## Begin
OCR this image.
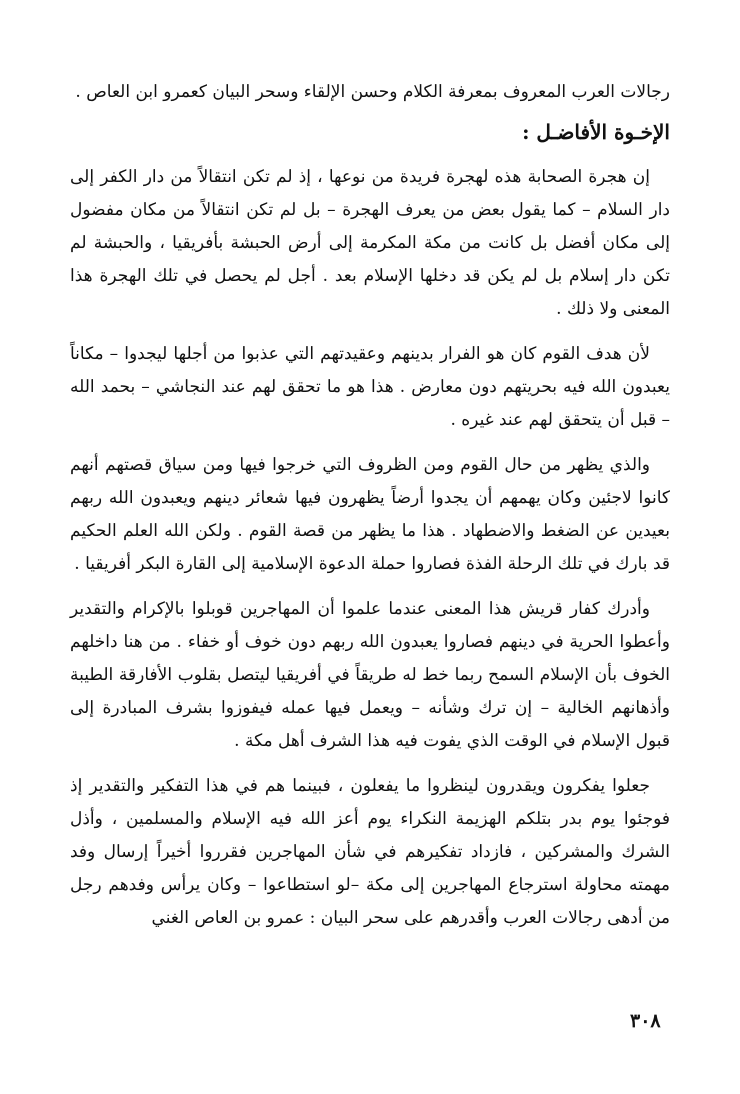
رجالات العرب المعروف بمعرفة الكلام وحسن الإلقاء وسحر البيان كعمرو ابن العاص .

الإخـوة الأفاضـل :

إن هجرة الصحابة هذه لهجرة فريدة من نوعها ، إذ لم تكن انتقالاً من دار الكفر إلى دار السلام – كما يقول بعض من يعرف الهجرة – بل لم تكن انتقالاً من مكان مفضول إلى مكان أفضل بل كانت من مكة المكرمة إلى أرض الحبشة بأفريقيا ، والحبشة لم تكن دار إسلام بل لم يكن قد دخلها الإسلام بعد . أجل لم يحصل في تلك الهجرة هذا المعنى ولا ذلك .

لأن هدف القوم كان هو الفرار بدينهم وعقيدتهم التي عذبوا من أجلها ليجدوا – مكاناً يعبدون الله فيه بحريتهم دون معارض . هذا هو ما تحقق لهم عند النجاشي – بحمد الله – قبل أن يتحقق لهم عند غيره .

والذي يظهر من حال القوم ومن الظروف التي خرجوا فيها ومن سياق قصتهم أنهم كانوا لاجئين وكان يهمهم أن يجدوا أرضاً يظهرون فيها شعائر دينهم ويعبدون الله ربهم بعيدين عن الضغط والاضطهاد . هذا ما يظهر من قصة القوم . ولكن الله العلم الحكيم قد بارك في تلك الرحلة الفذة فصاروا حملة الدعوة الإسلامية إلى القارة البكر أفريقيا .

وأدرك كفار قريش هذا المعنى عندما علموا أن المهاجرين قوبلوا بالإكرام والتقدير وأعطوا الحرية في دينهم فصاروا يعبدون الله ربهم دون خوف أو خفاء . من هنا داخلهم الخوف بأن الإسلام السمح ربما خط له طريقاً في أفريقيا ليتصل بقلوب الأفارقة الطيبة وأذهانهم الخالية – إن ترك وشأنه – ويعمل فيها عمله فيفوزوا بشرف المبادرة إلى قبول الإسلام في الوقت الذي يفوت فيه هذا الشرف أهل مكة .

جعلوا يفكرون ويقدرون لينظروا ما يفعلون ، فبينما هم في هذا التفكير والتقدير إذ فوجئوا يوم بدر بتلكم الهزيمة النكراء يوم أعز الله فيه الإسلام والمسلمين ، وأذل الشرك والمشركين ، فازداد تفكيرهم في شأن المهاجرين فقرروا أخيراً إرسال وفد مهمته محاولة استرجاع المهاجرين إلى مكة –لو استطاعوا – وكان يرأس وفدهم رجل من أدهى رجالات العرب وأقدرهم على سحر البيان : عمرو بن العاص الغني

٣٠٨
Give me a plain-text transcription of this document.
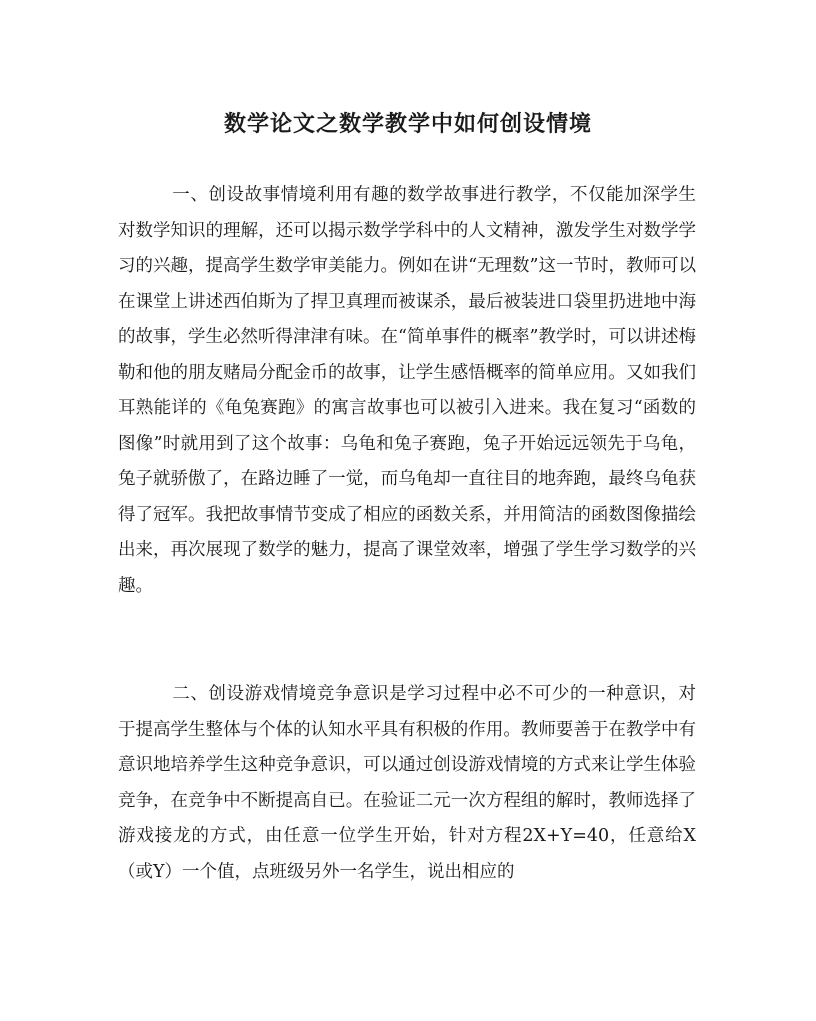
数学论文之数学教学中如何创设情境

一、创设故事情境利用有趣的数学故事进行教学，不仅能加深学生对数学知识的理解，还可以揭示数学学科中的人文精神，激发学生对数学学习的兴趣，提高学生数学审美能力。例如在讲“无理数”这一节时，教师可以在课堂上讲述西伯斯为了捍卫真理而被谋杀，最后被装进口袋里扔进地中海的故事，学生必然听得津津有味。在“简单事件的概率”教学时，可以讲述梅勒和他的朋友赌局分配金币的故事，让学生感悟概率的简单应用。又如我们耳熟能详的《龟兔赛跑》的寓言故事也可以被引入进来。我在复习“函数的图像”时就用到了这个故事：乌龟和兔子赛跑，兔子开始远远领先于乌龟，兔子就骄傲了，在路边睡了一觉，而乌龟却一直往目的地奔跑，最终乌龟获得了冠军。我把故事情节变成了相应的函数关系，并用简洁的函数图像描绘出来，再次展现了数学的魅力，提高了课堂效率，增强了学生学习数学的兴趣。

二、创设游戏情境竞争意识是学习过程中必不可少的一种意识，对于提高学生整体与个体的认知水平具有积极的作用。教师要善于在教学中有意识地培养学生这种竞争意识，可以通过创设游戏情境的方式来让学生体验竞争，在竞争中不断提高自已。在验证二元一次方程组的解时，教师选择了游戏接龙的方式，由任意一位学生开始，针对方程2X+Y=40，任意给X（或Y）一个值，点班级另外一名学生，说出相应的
## End
## Begin
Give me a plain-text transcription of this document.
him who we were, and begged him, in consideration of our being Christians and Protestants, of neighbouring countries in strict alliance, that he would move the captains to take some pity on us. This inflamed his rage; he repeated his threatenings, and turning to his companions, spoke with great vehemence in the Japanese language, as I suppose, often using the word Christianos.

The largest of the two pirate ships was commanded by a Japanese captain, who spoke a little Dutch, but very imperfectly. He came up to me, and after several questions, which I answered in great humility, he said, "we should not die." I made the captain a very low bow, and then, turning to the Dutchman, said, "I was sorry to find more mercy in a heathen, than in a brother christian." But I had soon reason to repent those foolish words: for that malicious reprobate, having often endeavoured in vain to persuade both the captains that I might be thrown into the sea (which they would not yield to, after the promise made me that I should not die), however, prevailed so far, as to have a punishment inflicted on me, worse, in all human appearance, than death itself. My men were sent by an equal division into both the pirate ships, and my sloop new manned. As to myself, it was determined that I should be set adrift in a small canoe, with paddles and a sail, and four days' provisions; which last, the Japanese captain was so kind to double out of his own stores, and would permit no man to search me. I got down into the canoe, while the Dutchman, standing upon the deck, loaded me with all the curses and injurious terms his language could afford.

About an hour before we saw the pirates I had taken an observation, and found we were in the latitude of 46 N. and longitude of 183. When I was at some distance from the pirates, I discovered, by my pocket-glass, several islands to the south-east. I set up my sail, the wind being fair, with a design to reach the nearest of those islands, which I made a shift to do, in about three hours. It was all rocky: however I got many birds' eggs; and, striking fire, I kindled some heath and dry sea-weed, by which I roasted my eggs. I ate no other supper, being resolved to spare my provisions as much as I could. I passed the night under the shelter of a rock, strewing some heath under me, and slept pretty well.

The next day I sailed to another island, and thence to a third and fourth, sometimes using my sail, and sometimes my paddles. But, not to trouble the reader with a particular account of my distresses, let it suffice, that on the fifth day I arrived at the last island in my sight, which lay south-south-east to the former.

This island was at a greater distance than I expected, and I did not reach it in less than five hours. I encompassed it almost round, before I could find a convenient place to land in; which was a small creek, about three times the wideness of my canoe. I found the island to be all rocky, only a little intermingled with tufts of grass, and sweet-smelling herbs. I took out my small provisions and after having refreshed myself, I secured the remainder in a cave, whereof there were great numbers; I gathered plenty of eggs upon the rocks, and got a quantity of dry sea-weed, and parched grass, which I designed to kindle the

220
## End
WORK TO DO =
In the entries above, find each line with the word "العاص" and copy it.

RESULT OF THIS EXERCISE =
رجالات العرب المعروف بمعرفة الكلام وحسن الإلقاء وسحر البيان كعمرو ابن العاص .
جعلوا يفكرون ويقدرون لينظروا ما يفعلون ، فبينما هم في هذا التفكير والتقدير إذ فوجئوا يوم بدر بتلكم الهزيمة النكراء يوم أعز الله فيه الإسلام والمسلمين ، وأذل الشرك والمشركين ، فازداد تفكيرهم في شأن المهاجرين فقرروا أخيراً إرسال وفد مهمته محاولة استرجاع المهاجرين إلى مكة –لو استطاعوا – وكان يرأس وفدهم رجل من أدهى رجالات العرب وأقدرهم على سحر البيان : عمرو بن العاص الغني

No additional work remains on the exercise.